BRIEF 1: Copy the entries word for word, everything from the first line of the entries down to the line containing "x-category-label: Угорщина <box>96", including both ends.
BRIEF 2: Continue the text on the optical properties of ALD hafnium silicate films, starting after its final sentence.

Optical properties and bandgap evolution of ALD HfSiO_x films

Abstract

Hafnium silicate films with pure HfO₂ and SiO₂ samples as references were fabricated by atomic layer deposition (ALD) in this work. The optical properties of the films as a function of the film composition were measured by vacuum ultraviolet (VUV) ellipsometer in the energy range of 0.6 to 8.5 eV, and they were investigated systematically based on the Gaussian dispersion model. Experimental results show that optical constants and bandgap of the hafnium silicate films can be tuned by the film composition, and a nonlinear change behavior of bandgap with SiO₂ fraction was observed. This phenomenon mainly originates from the intermixture of d-state electrons in HfO₂ and Si-O antibonding states in SiO₂.

Background

With the downscaling of CMOS devices, high-k materials are required to replace SiO₂ as gate dielectrics in order to decrease the direct tunneling leakage current and, at the same time, maintain the gate capacitance at a certain value [1-7]. Among the potential candidates, hafnium silicate was chosen as the first generation of high-k dielectrics for its high dielectric constant and excellent thermal stability [8,9]. Compared to other deposition methods used for hafnium silicate film fabrication, atomic layer deposition (ALD) has the advantages of precise film thickness and stoichiometry control, which are of great significance to optimize the material especially for the shrinking devices [10-15].

Since accurate determination of the optical properties is an essential prerequisite for device simulations and gives the opportunity to improve material preparation, we have applied vacuum ultraviolet (VUV) spectroscopic ellipsometry to investigate the optical characteristics of a set of hafnium silicate films in this work. It will also gain us an insight into the effect of film composition on the electrical performance and chemical states of hafnium silicate dielectric films.

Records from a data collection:
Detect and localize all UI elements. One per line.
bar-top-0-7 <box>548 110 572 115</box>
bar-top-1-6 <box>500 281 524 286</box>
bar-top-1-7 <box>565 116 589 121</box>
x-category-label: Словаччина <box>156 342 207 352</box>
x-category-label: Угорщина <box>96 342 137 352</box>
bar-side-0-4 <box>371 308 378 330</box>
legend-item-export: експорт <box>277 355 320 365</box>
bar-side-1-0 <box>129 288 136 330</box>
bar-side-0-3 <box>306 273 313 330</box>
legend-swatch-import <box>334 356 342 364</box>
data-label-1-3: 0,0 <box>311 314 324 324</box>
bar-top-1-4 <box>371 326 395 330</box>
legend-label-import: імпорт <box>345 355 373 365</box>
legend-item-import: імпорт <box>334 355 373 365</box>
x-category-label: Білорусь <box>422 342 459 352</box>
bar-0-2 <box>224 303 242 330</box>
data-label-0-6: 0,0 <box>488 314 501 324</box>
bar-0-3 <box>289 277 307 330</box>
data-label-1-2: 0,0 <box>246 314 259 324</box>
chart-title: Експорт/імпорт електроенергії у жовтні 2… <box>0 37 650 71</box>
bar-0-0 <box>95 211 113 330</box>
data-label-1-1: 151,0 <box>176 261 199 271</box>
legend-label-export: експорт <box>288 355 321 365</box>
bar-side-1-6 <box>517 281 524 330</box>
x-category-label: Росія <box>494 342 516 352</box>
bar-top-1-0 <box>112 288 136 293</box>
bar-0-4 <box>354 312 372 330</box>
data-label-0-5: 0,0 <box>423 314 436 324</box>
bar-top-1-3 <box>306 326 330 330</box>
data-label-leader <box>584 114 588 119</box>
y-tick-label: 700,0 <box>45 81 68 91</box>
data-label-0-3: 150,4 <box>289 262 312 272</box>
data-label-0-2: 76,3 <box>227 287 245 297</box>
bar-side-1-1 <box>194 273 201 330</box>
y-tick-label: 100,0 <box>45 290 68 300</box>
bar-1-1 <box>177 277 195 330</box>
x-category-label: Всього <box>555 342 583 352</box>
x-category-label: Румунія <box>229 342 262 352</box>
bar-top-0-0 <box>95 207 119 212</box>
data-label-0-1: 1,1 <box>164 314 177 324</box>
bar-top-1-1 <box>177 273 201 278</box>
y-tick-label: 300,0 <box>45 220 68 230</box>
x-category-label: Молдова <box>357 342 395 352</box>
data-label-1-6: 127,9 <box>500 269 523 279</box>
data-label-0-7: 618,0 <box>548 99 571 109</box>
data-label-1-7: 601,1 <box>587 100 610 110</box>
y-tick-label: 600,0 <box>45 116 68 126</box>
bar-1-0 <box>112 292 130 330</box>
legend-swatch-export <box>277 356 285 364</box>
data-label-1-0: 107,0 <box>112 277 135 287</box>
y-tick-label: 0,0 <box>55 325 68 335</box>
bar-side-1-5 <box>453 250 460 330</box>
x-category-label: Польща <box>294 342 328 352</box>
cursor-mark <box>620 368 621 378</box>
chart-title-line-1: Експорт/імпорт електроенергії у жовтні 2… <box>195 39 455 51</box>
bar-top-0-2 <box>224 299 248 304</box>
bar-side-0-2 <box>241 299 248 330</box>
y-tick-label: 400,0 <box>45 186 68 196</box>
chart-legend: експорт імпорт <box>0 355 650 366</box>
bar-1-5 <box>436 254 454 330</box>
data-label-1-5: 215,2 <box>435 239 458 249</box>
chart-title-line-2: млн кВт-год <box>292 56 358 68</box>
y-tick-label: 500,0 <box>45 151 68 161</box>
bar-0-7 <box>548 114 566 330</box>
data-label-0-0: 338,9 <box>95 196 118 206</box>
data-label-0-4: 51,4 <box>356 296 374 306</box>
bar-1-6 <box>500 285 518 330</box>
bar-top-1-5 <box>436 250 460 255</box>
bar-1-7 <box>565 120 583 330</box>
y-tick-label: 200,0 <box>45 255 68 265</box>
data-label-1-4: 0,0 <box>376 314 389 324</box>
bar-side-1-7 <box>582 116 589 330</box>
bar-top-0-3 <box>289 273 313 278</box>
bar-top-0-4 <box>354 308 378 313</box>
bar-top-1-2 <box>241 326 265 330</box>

REPLY 1:
Detect and localize all UI elements. One per line.
bar-top-0-7 <box>548 110 572 115</box>
bar-top-1-6 <box>500 281 524 286</box>
bar-top-1-7 <box>565 116 589 121</box>
x-category-label: Словаччина <box>156 342 207 352</box>
x-category-label: Угорщина <box>96 342 137 352</box>

REPLY 2:
Methods

The targeted HfSiO_x thin films were deposited on lightly doped p-type Si (100) substrates by a BENEQ TFS-200 ALD system (BENEQ Oy, Espoo, Finland) at 200°C. The Si wafers were cleaned via RCA cleaning process at first, then prior to film growth, they were cleaned again in a diluted HF solution (50:1) to remove the native oxide and passivate the silicon dangling bonds followed by a deionized water rinsing and drying in N₂. During deposition process, precursors for Hf, Si, and O were TEMAH, TDMAS, and O₂ plasma respectively. TEMAH was kept at 80°C in a stainless bottle, and TDMAS was kept at room temperature. The O₂ plasma was activated at the power of 100 W. Typical pulsing sequences during the ALD process are 1/3/2/2 s (TEMAH/Ar purge/O₂ plasma/Ar purge) and 2/2/2/2 s (TDMAS/Ar purge/O₂ plasma/Ar purge) for the growth of HfO₂ and SiO₂ films, respectively. For the HfSiO_x films, SiO₂ percentage was controlled by deposition cycle ration of HfO₂: SiO₂. Pure HfO₂, SiO₂, and five groups of HfSiO_x samples with different atomic compositions were prepared.

For optical characterization, each sample was measured using a Woollam variable-angle vacuum ultraviolet spectroscopic ellipsometer (SE), and the data were analyzed with the software Complete EASE by J.A. Woollam. The measurements were taken at two angles of incidence, 67.5° and 75°, with a spectroscopic range of 0.6 to 8.5 eV. Then, to determine the optical properties of the target samples, such as layer thickness and optical constants, the model-based analysis were carried out. Complete EASE includes a wide range of built-in functions, such as Lorentz, Gaussian, Drude, Tauc-Lorentz, and Cody-Lorentz. These functions can be used to approach a wide variety of thin film, ranging from dielectrics and organics to semiconductors and metals. In this work, the Cauchy dispersion relation was adopted for the determination of the films thickness and the optical properties were analyzed with the Gaussian dispersion model.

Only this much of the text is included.